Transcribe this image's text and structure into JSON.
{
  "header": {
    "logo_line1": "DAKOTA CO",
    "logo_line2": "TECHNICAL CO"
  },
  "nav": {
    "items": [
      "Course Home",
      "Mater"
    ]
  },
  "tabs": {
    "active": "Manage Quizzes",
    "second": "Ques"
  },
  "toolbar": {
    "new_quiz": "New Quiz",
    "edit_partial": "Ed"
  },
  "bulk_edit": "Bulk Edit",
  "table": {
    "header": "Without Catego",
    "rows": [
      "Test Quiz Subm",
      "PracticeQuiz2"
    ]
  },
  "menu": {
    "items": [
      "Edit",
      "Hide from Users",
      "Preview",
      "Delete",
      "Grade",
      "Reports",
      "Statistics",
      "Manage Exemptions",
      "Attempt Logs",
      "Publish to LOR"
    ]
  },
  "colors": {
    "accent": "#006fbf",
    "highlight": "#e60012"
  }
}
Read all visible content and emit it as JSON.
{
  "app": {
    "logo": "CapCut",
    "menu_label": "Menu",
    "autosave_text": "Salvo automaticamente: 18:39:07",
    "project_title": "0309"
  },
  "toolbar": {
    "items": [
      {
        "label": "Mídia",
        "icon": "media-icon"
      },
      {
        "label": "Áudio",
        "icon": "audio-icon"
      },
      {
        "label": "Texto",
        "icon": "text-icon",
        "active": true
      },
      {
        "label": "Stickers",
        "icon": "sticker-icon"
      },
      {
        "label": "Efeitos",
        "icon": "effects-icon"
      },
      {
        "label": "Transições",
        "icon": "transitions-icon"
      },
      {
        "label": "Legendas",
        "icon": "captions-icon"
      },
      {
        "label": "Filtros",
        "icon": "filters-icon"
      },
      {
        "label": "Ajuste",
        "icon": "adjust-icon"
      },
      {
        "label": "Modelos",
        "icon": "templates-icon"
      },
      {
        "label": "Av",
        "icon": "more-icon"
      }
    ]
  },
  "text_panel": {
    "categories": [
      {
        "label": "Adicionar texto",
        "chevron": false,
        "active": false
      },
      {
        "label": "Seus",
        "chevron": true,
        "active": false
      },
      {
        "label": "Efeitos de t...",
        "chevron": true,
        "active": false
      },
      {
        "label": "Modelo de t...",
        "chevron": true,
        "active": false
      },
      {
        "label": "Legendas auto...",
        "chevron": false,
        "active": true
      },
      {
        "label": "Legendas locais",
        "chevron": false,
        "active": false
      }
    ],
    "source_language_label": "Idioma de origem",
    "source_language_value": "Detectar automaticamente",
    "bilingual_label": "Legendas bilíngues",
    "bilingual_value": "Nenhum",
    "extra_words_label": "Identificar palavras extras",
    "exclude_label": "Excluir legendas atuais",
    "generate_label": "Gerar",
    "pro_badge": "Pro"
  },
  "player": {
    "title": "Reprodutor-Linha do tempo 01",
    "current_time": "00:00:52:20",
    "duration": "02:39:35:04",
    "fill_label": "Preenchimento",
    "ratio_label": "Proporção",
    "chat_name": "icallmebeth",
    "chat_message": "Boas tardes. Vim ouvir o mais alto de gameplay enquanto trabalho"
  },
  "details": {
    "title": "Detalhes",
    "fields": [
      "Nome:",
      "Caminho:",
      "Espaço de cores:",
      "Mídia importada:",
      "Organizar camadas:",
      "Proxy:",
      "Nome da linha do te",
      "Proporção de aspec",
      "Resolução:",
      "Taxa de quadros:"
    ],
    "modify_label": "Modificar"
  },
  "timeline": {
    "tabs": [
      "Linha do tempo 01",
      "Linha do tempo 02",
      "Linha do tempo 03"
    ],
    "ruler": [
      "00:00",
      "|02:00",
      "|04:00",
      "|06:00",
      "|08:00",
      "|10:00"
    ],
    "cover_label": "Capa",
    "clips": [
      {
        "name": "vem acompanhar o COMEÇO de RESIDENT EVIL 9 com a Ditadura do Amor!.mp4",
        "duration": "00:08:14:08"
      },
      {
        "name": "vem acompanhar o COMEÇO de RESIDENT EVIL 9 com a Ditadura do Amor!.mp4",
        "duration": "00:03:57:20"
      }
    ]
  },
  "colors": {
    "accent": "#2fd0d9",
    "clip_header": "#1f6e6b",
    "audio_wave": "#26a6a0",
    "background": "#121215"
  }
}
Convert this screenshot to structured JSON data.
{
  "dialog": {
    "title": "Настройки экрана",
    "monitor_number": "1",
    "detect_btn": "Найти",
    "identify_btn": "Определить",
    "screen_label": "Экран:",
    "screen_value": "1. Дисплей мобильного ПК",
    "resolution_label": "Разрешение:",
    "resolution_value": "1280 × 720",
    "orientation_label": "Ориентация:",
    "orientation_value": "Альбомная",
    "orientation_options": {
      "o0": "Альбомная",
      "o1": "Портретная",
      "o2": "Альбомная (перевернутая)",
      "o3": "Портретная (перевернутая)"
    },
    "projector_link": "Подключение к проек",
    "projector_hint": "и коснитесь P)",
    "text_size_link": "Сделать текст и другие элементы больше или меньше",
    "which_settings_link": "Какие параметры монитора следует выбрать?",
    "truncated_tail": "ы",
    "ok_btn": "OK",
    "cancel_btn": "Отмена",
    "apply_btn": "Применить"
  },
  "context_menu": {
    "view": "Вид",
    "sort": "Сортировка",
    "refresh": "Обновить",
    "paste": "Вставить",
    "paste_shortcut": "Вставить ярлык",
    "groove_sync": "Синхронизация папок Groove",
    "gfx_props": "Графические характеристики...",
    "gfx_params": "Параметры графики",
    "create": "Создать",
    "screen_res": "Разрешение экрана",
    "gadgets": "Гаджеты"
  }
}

★ ★ ★

Restate every entry word for word.

Transcribe this image's text and structure into JSON.
{
  "header": {
    "logo_line1": "DAKOTA CO",
    "logo_line2": "TECHNICAL CO"
  },
  "nav": {
    "items": [
      "Course Home",
      "Mater"
    ]
  },
  "tabs": {
    "active": "Manage Quizzes",
    "second": "Ques"
  },
  "toolbar": {
    "new_quiz": "New Quiz",
    "edit_partial": "Ed"
  },
  "bulk_edit": "Bulk Edit",
  "table": {
    "header": "Without Catego",
    "rows": [
      "Test Quiz Subm",
      "PracticeQuiz2"
    ]
  },
  "menu": {
    "items": [
      "Edit",
      "Hide from Users",
      "Preview",
      "Delete",
      "Grade",
      "Reports",
      "Statistics",
      "Manage Exemptions",
      "Attempt Logs",
      "Publish to LOR"
    ]
  },
  "colors": {
    "accent": "#006fbf",
    "highlight": "#e60012"
  }
}
Read all visible content and emit it as JSON.
{
  "app": {
    "logo": "CapCut",
    "menu_label": "Menu",
    "autosave_text": "Salvo automaticamente: 18:39:07",
    "project_title": "0309"
  },
  "toolbar": {
    "items": [
      {
        "label": "Mídia",
        "icon": "media-icon"
      },
      {
        "label": "Áudio",
        "icon": "audio-icon"
      },
      {
        "label": "Texto",
        "icon": "text-icon",
        "active": true
      },
      {
        "label": "Stickers",
        "icon": "sticker-icon"
      },
      {
        "label": "Efeitos",
        "icon": "effects-icon"
      },
      {
        "label": "Transições",
        "icon": "transitions-icon"
      },
      {
        "label": "Legendas",
        "icon": "captions-icon"
      },
      {
        "label": "Filtros",
        "icon": "filters-icon"
      },
      {
        "label": "Ajuste",
        "icon": "adjust-icon"
      },
      {
        "label": "Modelos",
        "icon": "templates-icon"
      },
      {
        "label": "Av",
        "icon": "more-icon"
      }
    ]
  },
  "text_panel": {
    "categories": [
      {
        "label": "Adicionar texto",
        "chevron": false,
        "active": false
      },
      {
        "label": "Seus",
        "chevron": true,
        "active": false
      },
      {
        "label": "Efeitos de t...",
        "chevron": true,
        "active": false
      },
      {
        "label": "Modelo de t...",
        "chevron": true,
        "active": false
      },
      {
        "label": "Legendas auto...",
        "chevron": false,
        "active": true
      },
      {
        "label": "Legendas locais",
        "chevron": false,
        "active": false
      }
    ],
    "source_language_label": "Idioma de origem",
    "source_language_value": "Detectar automaticamente",
    "bilingual_label": "Legendas bilíngues",
    "bilingual_value": "Nenhum",
    "extra_words_label": "Identificar palavras extras",
    "exclude_label": "Excluir legendas atuais",
    "generate_label": "Gerar",
    "pro_badge": "Pro"
  },
  "player": {
    "title": "Reprodutor-Linha do tempo 01",
    "current_time": "00:00:52:20",
    "duration": "02:39:35:04",
    "fill_label": "Preenchimento",
    "ratio_label": "Proporção",
    "chat_name": "icallmebeth",
    "chat_message": "Boas tardes. Vim ouvir o mais alto de gameplay enquanto trabalho"
  },
  "details": {
    "title": "Detalhes",
    "fields": [
      "Nome:",
      "Caminho:",
      "Espaço de cores:",
      "Mídia importada:",
      "Organizar camadas:",
      "Proxy:",
      "Nome da linha do te",
      "Proporção de aspec",
      "Resolução:",
      "Taxa de quadros:"
    ],
    "modify_label": "Modificar"
  },
  "timeline": {
    "tabs": [
      "Linha do tempo 01",
      "Linha do tempo 02",
      "Linha do tempo 03"
    ],
    "ruler": [
      "00:00",
      "|02:00",
      "|04:00",
      "|06:00",
      "|08:00",
      "|10:00"
    ],
    "cover_label": "Capa",
    "clips": [
      {
        "name": "vem acompanhar o COMEÇO de RESIDENT EVIL 9 com a Ditadura do Amor!.mp4",
        "duration": "00:08:14:08"
      },
      {
        "name": "vem acompanhar o COMEÇO de RESIDENT EVIL 9 com a Ditadura do Amor!.mp4",
        "duration": "00:03:57:20"
      }
    ]
  },
  "colors": {
    "accent": "#2fd0d9",
    "clip_header": "#1f6e6b",
    "audio_wave": "#26a6a0",
    "background": "#121215"
  }
}
Convert this screenshot to structured JSON data.
{
  "dialog": {
    "title": "Настройки экрана",
    "monitor_number": "1",
    "detect_btn": "Найти",
    "identify_btn": "Определить",
    "screen_label": "Экран:",
    "screen_value": "1. Дисплей мобильного ПК",
    "resolution_label": "Разрешение:",
    "resolution_value": "1280 × 720",
    "orientation_label": "Ориентация:",
    "orientation_value": "Альбомная",
    "orientation_options": {
      "o0": "Альбомная",
      "o1": "Портретная",
      "o2": "Альбомная (перевернутая)",
      "o3": "Портретная (перевернутая)"
    },
    "projector_link": "Подключение к проек",
    "projector_hint": "и коснитесь P)",
    "text_size_link": "Сделать текст и другие элементы больше или меньше",
    "which_settings_link": "Какие параметры монитора следует выбрать?",
    "truncated_tail": "ы",
    "ok_btn": "OK",
    "cancel_btn": "Отмена",
    "apply_btn": "Применить"
  },
  "context_menu": {
    "view": "Вид",
    "sort": "Сортировка",
    "refresh": "Обновить",
    "paste": "Вставить",
    "paste_shortcut": "Вставить ярлык",
    "groove_sync": "Синхронизация папок Groove",
    "gfx_props": "Графические характеристики...",
    "gfx_params": "Параметры графики",
    "create": "Создать",
    "screen_res": "Разрешение экрана",
    "gadgets": "Гаджеты"
  }
}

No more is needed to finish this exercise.